(Rows from a figure dataset)

□ □ □ □ □ □ □

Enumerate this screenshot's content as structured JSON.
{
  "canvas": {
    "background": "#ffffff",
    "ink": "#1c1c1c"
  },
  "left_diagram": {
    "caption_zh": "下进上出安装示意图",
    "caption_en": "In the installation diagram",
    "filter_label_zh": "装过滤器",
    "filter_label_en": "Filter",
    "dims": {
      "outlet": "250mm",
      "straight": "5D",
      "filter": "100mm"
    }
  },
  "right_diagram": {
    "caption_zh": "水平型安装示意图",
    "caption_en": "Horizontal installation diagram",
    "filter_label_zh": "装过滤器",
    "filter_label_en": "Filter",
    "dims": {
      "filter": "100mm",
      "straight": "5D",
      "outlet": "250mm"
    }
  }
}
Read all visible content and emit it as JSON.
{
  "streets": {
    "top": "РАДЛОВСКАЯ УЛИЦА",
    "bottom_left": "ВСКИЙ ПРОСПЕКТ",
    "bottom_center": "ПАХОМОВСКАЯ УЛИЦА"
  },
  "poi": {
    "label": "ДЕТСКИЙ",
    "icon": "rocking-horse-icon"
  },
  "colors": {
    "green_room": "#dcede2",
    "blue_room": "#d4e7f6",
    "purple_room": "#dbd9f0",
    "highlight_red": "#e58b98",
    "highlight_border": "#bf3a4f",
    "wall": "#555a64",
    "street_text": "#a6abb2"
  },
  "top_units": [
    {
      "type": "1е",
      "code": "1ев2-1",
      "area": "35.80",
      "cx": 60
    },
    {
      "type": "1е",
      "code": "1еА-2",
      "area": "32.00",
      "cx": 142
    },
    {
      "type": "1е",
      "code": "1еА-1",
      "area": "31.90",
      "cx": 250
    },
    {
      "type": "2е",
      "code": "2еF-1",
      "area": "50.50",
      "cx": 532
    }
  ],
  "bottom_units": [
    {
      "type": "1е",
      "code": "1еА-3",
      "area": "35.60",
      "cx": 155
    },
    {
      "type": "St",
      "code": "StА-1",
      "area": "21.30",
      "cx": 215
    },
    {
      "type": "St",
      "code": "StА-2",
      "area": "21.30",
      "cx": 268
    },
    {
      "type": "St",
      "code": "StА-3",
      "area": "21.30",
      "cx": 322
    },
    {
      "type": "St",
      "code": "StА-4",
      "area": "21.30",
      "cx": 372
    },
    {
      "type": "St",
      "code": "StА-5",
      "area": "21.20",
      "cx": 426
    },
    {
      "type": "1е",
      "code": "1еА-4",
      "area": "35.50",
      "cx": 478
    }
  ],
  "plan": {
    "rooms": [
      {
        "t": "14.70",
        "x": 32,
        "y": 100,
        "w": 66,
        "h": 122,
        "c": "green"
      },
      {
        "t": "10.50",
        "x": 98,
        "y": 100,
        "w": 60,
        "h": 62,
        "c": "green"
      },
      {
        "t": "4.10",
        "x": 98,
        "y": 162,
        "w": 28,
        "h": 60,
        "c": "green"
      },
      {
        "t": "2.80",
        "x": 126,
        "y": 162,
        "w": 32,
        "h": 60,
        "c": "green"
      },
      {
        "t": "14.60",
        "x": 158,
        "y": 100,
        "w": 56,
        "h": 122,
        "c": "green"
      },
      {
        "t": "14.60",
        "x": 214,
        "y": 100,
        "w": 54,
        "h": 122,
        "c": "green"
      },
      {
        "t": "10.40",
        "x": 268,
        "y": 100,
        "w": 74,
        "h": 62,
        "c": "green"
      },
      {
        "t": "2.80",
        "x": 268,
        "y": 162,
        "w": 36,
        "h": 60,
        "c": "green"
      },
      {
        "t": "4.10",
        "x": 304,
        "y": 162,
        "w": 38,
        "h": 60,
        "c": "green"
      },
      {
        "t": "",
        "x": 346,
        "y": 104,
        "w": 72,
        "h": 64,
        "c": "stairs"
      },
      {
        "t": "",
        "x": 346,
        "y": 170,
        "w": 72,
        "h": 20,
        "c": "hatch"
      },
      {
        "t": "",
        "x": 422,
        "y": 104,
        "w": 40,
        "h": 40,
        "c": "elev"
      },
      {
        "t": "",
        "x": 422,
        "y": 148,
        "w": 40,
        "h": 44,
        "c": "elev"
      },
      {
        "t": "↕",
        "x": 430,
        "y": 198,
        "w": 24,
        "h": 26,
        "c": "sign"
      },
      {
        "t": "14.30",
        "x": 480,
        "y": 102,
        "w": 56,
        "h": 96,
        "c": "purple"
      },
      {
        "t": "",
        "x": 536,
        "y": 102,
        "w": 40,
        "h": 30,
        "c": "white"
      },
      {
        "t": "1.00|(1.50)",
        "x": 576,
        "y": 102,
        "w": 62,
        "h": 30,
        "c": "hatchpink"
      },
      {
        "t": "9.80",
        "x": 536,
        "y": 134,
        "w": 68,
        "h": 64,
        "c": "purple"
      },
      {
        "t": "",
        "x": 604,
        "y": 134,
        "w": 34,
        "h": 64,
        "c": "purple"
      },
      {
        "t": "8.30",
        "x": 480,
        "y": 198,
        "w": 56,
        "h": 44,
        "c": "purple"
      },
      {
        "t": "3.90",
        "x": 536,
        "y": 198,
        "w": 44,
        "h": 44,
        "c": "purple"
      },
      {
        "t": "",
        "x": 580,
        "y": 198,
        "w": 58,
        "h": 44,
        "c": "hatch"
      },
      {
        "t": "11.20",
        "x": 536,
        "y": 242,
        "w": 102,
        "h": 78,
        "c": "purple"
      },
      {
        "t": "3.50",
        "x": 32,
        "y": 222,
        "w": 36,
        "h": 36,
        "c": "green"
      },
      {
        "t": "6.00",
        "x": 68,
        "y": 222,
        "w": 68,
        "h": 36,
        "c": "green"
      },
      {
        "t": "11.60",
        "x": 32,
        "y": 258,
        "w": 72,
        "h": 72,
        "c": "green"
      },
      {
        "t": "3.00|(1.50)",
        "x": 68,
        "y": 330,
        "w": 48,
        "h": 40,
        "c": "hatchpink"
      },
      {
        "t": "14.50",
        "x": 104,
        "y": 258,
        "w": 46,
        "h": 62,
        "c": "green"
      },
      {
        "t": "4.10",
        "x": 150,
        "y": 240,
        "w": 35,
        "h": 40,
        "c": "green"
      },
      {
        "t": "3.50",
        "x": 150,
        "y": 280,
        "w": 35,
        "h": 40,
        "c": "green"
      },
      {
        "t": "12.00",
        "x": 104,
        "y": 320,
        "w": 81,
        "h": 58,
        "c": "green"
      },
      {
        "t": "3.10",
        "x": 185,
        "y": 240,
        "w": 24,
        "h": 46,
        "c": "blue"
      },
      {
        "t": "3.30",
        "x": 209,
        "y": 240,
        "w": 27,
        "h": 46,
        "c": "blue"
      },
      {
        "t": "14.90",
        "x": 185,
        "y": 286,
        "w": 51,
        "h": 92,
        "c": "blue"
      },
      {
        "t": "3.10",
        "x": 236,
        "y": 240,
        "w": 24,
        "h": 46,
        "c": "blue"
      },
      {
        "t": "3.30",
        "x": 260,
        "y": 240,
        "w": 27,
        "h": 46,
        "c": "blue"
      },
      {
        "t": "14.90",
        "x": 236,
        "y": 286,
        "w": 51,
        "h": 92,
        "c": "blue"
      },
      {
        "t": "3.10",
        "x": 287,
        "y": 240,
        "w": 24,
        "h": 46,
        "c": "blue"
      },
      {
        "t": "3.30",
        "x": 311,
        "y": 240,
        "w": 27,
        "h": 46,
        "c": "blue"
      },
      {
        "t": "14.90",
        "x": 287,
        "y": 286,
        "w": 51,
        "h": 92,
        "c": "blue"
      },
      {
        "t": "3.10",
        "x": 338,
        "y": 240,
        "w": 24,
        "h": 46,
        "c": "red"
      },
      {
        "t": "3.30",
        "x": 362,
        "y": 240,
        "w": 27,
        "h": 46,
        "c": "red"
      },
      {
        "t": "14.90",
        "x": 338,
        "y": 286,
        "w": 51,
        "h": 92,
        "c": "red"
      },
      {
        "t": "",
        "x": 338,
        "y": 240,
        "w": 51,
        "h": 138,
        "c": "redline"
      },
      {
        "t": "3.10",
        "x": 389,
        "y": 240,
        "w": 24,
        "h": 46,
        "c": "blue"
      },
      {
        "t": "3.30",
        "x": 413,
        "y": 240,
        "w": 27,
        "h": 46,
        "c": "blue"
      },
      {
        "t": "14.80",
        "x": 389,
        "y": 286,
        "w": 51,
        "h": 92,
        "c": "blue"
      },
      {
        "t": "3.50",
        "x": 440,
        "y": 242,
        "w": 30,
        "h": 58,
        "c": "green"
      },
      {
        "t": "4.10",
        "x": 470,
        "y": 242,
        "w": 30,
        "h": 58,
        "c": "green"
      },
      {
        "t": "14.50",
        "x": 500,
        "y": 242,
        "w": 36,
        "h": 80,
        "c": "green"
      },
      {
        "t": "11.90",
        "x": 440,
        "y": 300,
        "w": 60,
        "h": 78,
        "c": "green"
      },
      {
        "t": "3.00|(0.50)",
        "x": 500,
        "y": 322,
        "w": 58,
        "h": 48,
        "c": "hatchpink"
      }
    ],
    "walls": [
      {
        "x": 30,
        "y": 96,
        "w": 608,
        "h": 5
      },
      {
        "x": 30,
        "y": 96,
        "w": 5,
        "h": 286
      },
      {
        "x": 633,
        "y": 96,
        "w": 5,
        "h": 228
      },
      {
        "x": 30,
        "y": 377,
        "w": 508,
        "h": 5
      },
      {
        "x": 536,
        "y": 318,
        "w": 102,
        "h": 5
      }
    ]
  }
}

□ □ □ □ □ □ □

INSTRUCTION: Count every line in the listing above that holds "installation", then report only the count.

REPLY: 2